* GIVEN INSTRUCTION
In the listing below, locate the lines that hold "document" and copy them.

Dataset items

↓↓↓

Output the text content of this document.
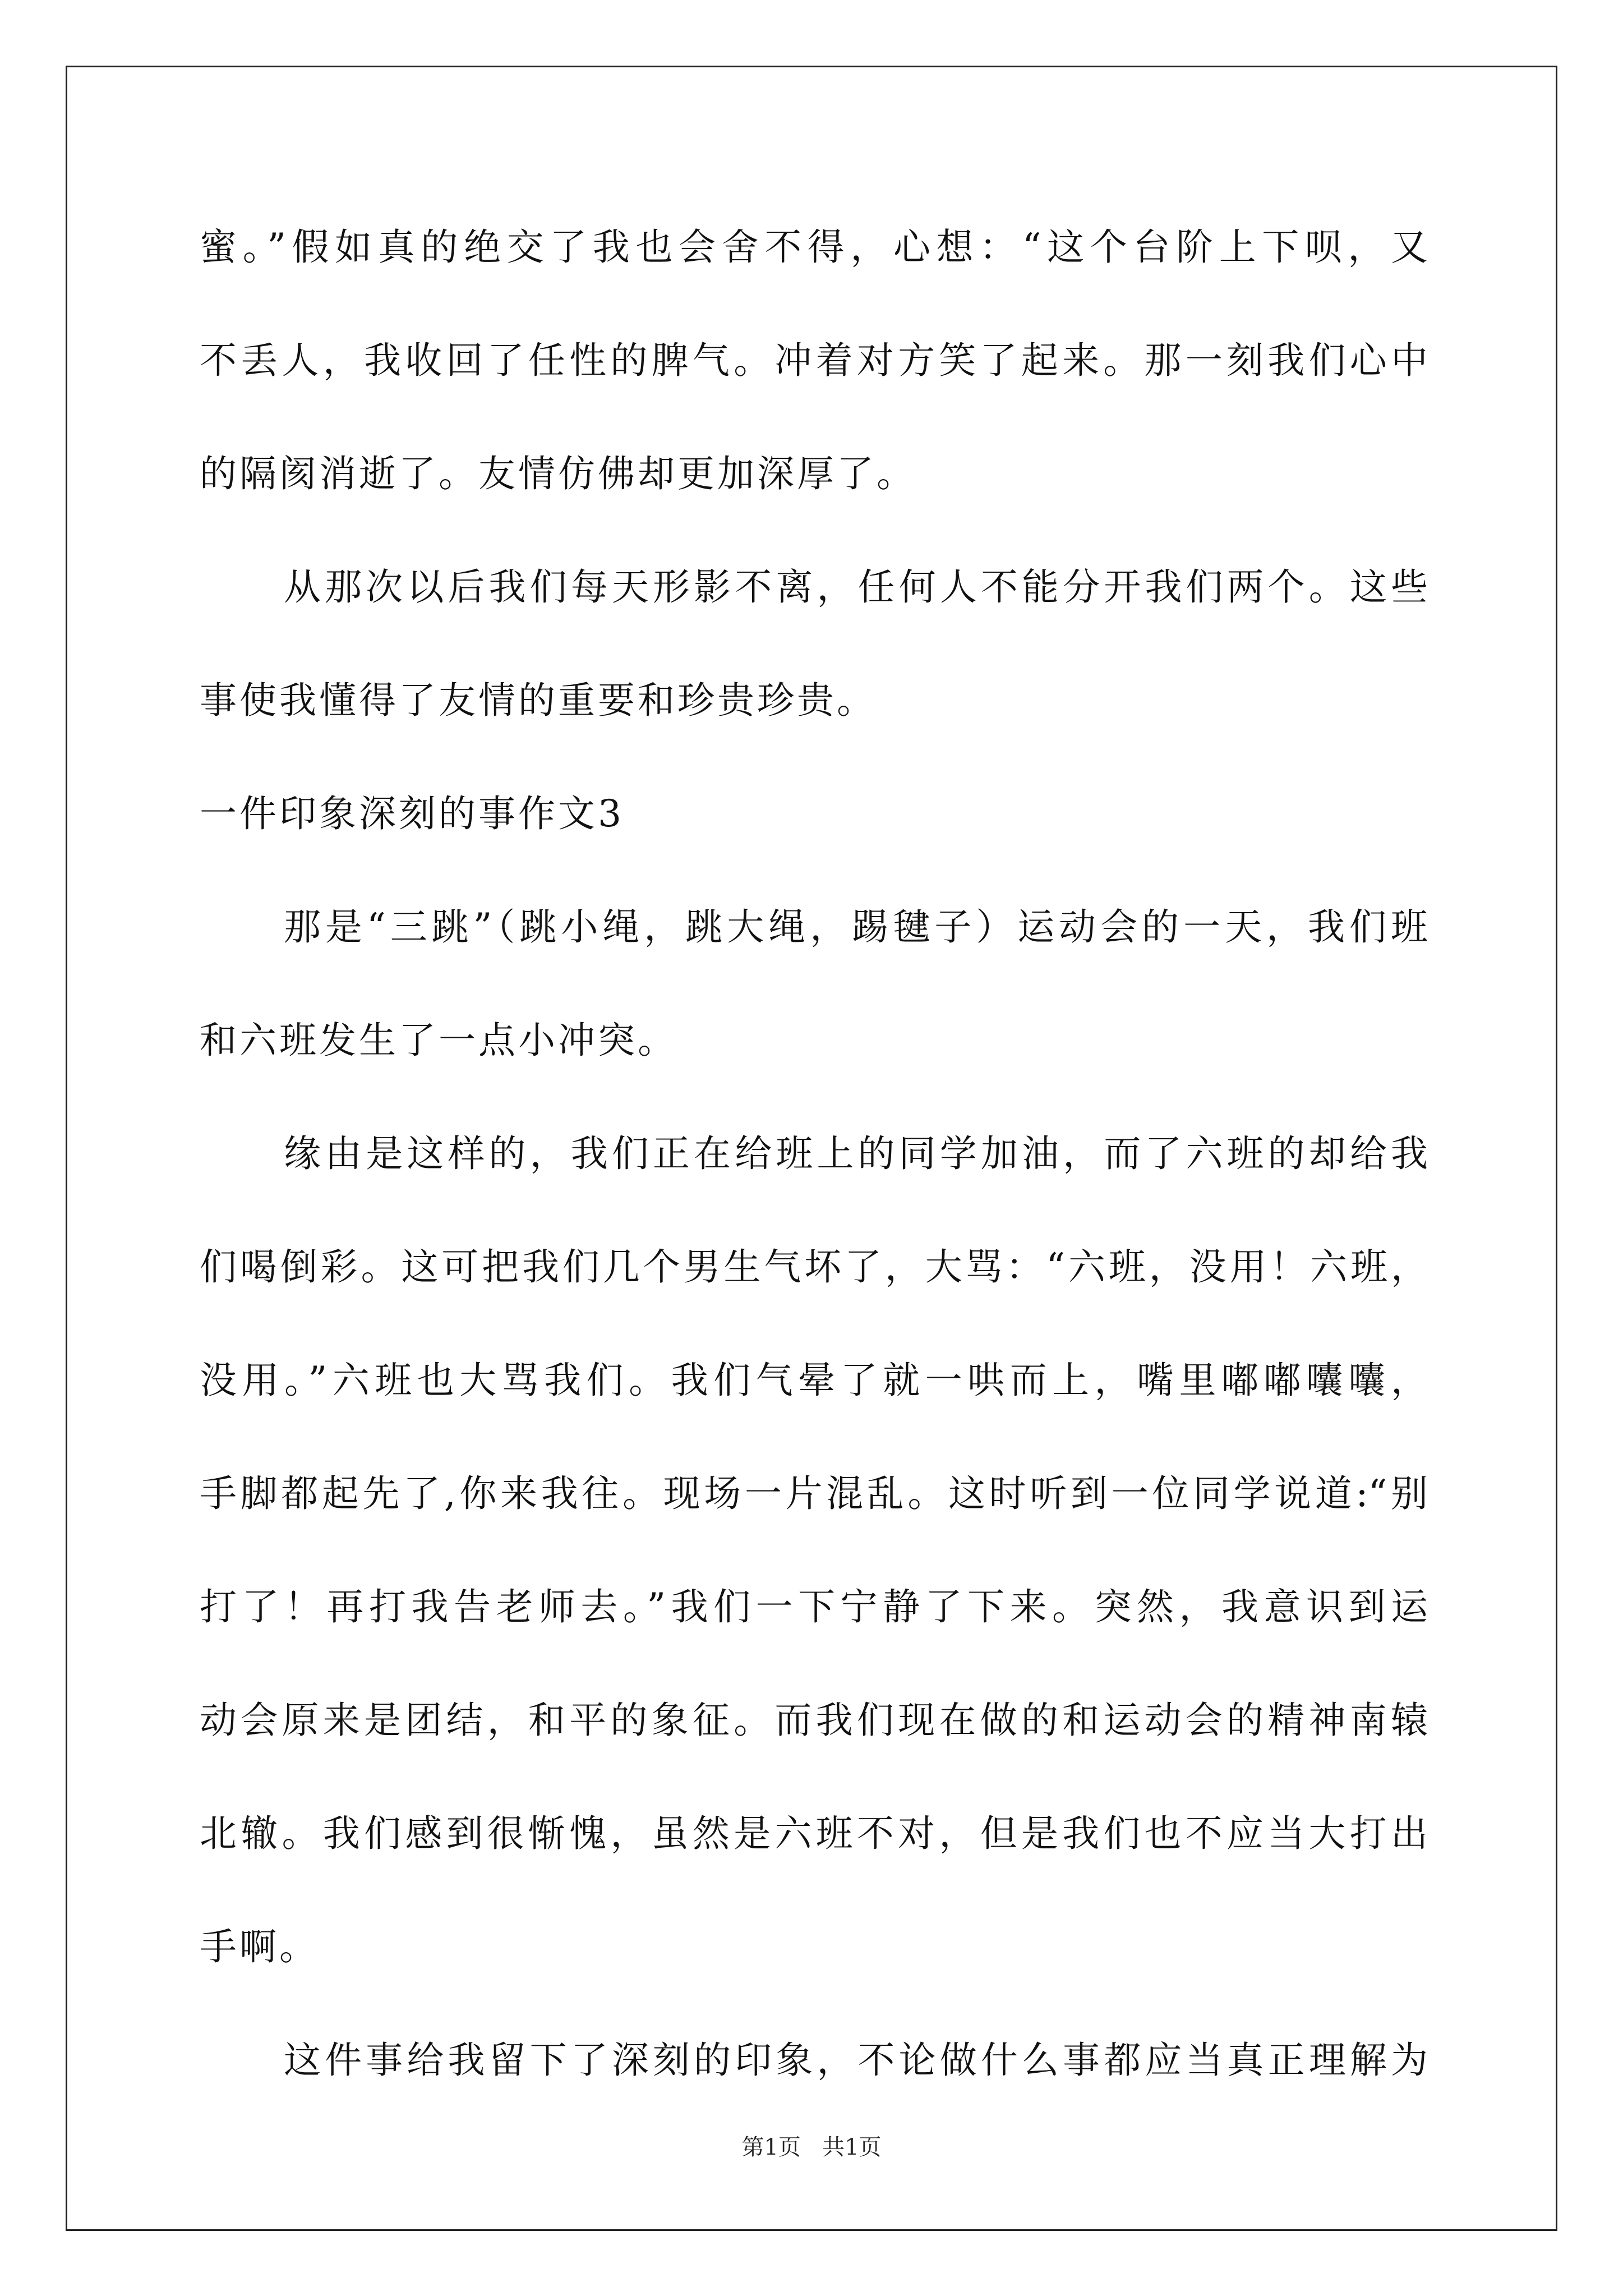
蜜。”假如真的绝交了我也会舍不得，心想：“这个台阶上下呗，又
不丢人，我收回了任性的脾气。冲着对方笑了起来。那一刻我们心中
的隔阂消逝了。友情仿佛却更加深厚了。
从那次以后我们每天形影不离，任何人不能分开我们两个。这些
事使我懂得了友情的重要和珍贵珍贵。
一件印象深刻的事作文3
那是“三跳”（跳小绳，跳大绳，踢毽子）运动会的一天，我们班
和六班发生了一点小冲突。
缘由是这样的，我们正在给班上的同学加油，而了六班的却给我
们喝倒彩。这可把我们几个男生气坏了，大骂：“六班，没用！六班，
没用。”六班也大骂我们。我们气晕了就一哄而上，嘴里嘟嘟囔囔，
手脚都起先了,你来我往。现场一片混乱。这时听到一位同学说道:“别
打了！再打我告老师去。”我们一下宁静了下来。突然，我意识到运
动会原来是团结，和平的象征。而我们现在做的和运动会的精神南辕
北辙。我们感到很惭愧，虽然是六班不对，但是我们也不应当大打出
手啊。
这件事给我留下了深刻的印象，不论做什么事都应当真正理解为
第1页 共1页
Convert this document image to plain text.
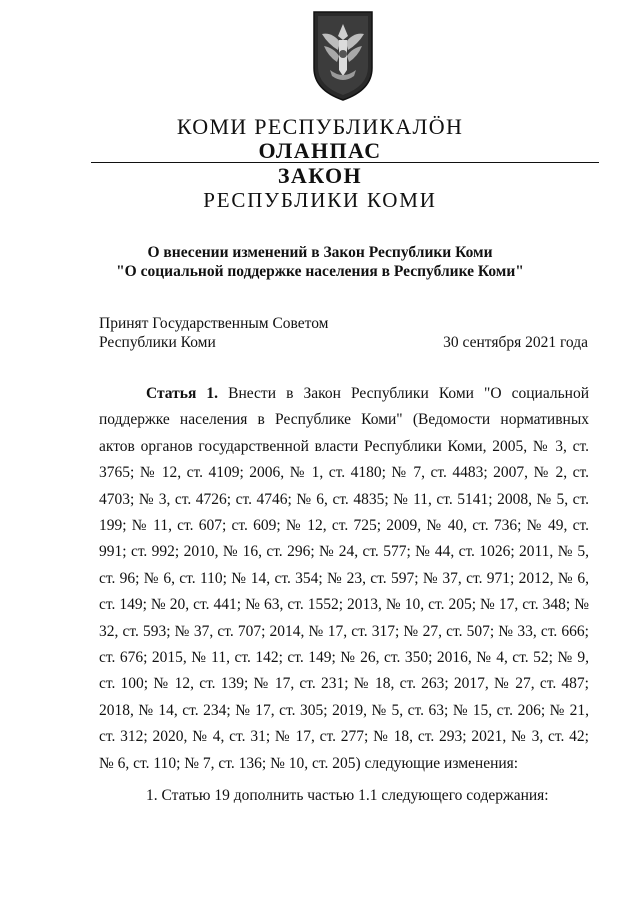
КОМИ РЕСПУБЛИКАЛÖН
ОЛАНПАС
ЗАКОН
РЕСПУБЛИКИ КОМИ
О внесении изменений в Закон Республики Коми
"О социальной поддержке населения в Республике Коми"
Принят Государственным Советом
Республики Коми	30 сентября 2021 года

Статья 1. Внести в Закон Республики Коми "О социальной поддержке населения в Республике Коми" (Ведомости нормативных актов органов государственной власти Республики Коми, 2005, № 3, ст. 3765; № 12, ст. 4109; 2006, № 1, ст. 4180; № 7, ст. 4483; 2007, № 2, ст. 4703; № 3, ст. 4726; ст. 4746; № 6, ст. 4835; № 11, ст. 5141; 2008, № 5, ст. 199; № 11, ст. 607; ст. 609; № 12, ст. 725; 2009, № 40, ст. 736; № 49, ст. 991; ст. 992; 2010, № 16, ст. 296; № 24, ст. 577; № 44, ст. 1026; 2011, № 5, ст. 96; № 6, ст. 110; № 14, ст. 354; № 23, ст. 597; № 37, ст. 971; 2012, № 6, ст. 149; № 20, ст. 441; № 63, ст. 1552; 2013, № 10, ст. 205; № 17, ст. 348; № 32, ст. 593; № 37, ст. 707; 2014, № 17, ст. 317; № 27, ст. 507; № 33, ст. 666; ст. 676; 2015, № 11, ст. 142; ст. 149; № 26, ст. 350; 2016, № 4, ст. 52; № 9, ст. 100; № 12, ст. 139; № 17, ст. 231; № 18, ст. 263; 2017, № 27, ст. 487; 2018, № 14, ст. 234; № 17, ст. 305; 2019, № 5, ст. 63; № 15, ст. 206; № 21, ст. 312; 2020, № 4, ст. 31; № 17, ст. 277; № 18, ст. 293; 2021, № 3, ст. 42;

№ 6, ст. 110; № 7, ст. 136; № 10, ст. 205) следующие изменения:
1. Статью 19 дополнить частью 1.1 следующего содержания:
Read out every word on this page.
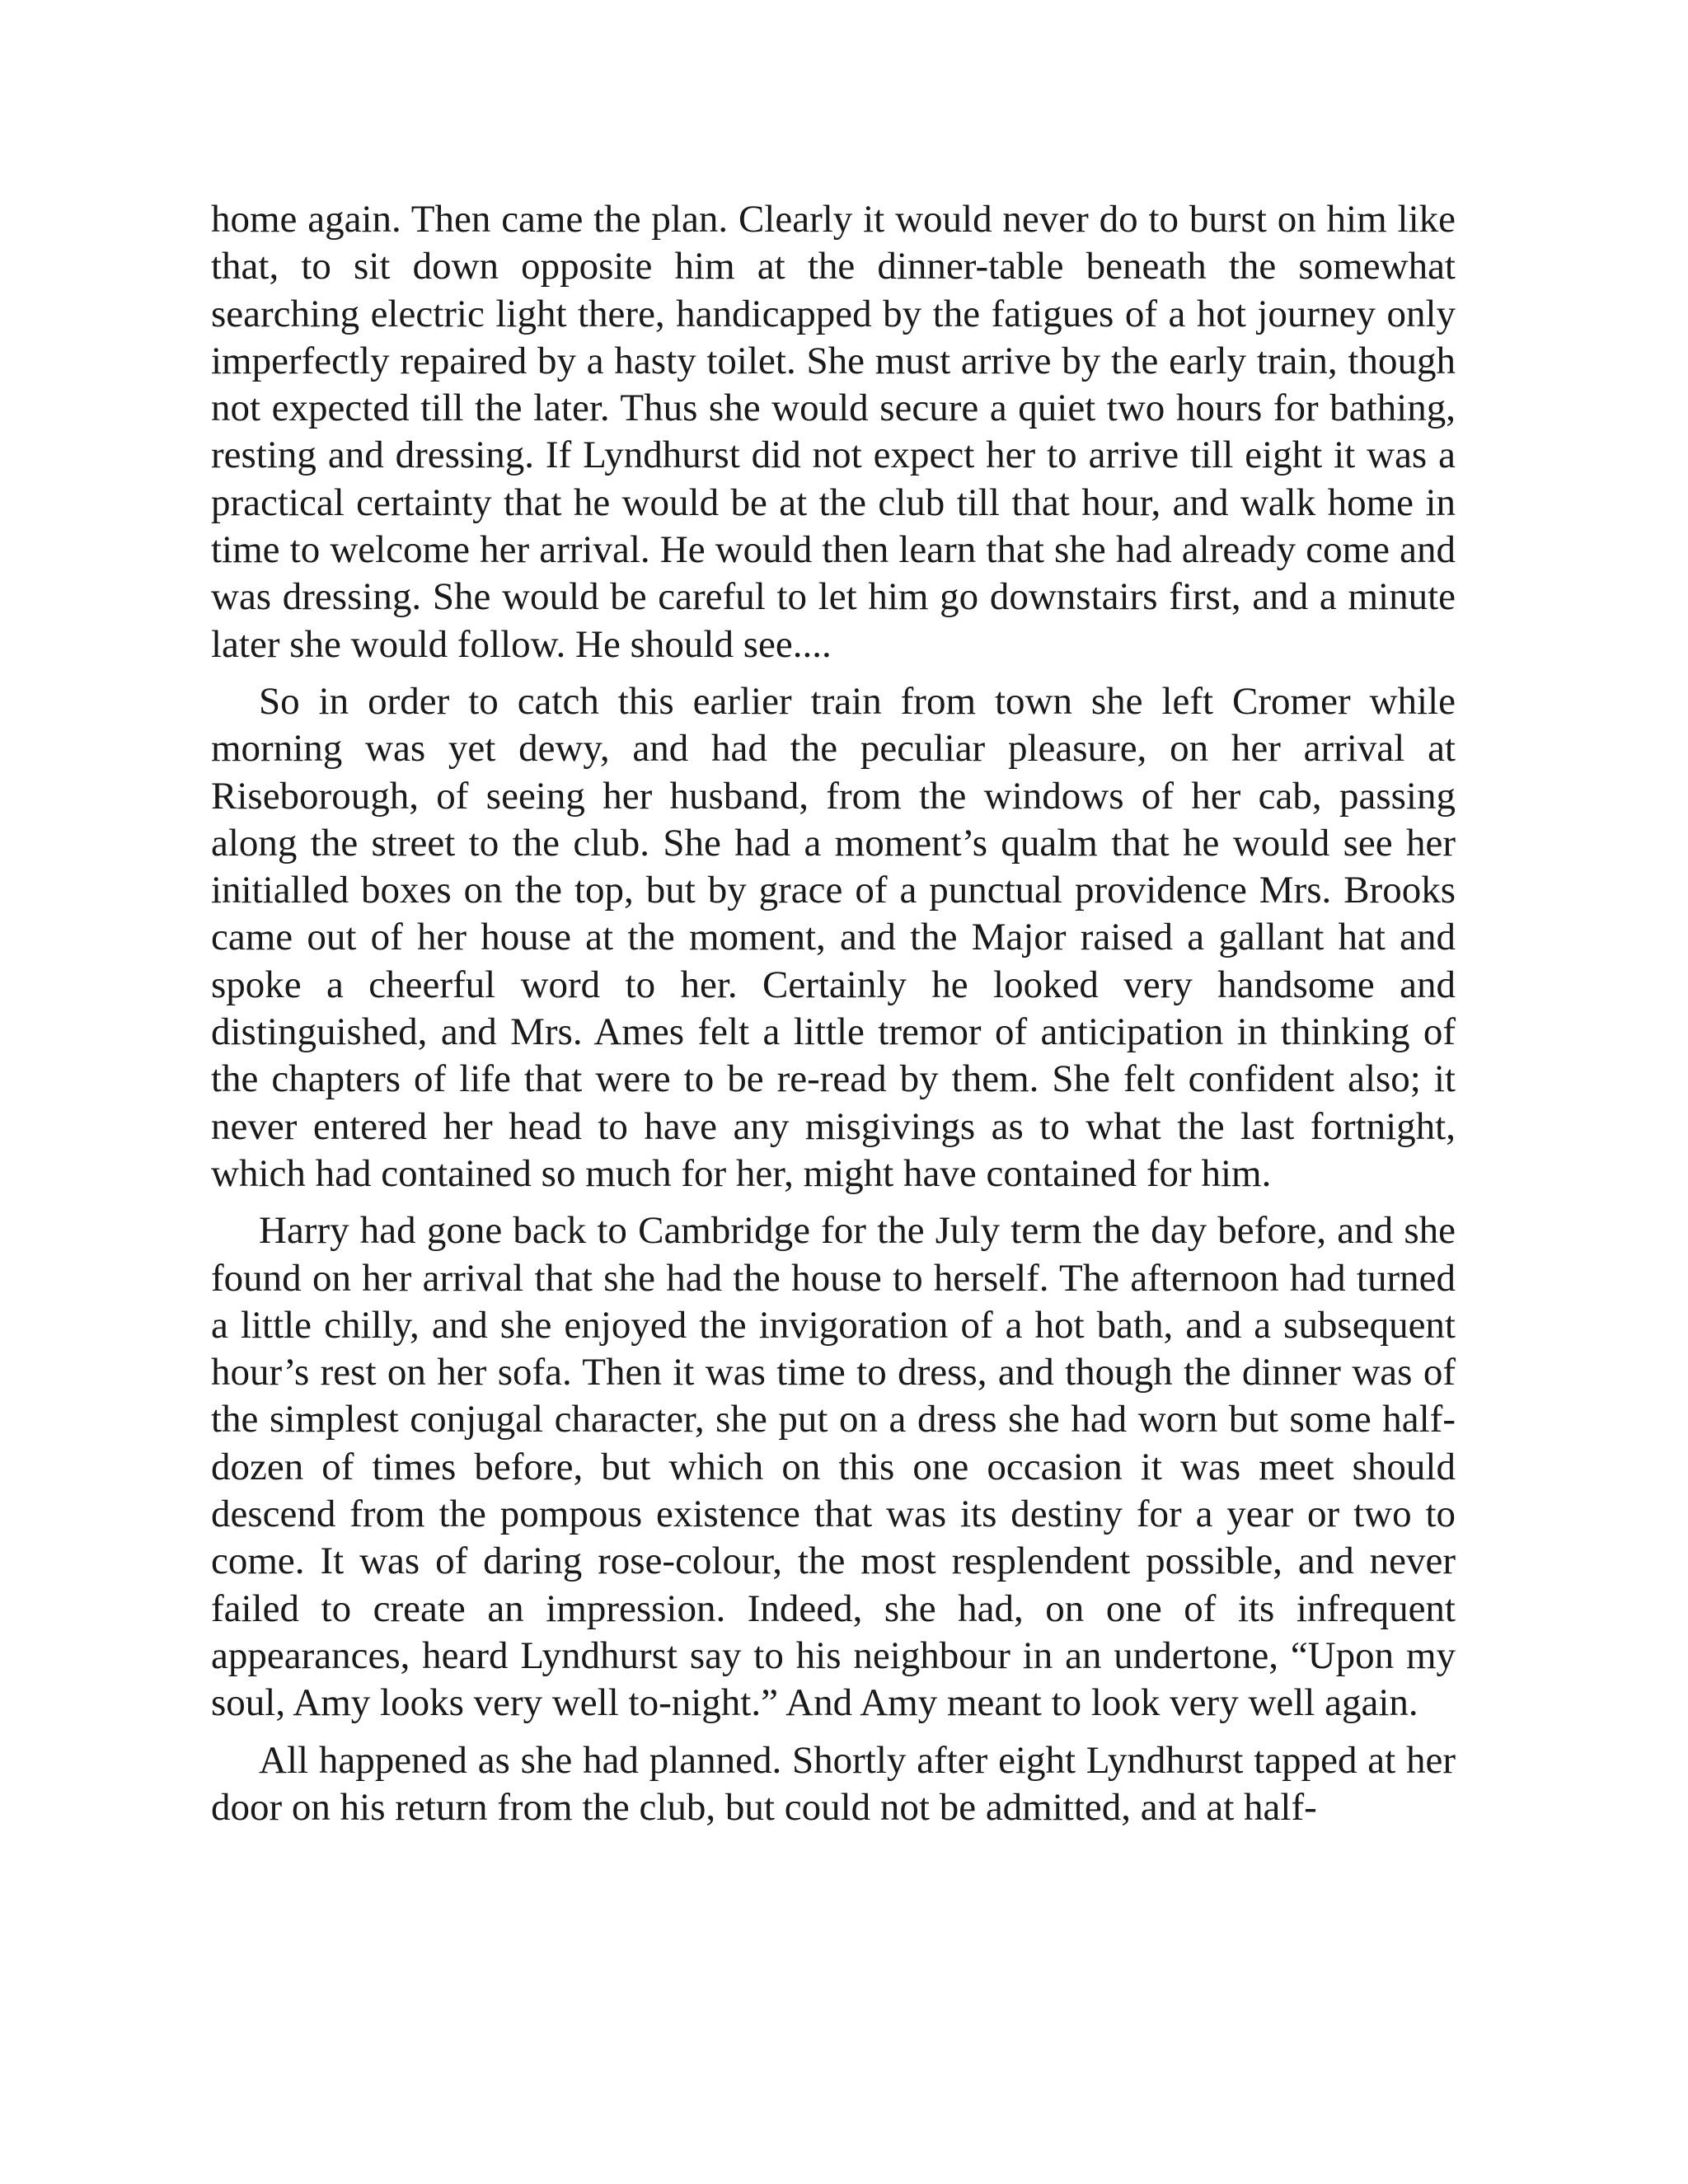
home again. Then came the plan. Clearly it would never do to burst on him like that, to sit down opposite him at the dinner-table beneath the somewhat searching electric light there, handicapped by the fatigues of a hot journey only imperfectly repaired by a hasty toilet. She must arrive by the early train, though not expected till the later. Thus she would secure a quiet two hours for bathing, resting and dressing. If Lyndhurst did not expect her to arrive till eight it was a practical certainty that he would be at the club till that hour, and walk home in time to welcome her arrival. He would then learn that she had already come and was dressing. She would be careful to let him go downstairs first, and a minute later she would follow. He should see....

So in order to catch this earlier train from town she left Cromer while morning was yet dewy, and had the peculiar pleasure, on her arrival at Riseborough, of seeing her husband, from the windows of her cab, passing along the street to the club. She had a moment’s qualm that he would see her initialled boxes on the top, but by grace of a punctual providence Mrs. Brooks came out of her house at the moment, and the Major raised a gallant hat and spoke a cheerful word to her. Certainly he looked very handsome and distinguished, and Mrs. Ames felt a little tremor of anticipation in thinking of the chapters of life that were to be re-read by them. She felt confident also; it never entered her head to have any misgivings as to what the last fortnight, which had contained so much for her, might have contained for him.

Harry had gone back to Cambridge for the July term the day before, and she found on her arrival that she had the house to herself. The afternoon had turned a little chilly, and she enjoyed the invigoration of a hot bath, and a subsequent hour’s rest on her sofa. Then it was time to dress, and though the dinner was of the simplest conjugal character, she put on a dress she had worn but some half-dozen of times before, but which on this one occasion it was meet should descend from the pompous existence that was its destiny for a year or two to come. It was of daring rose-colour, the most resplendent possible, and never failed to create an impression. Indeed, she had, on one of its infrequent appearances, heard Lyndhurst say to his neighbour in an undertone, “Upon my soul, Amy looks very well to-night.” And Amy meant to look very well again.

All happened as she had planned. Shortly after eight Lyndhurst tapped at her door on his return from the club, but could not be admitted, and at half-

↑↑↑

* EXERCISE RESPONSE
Output the text content of this document.
Convert this document image to plain text.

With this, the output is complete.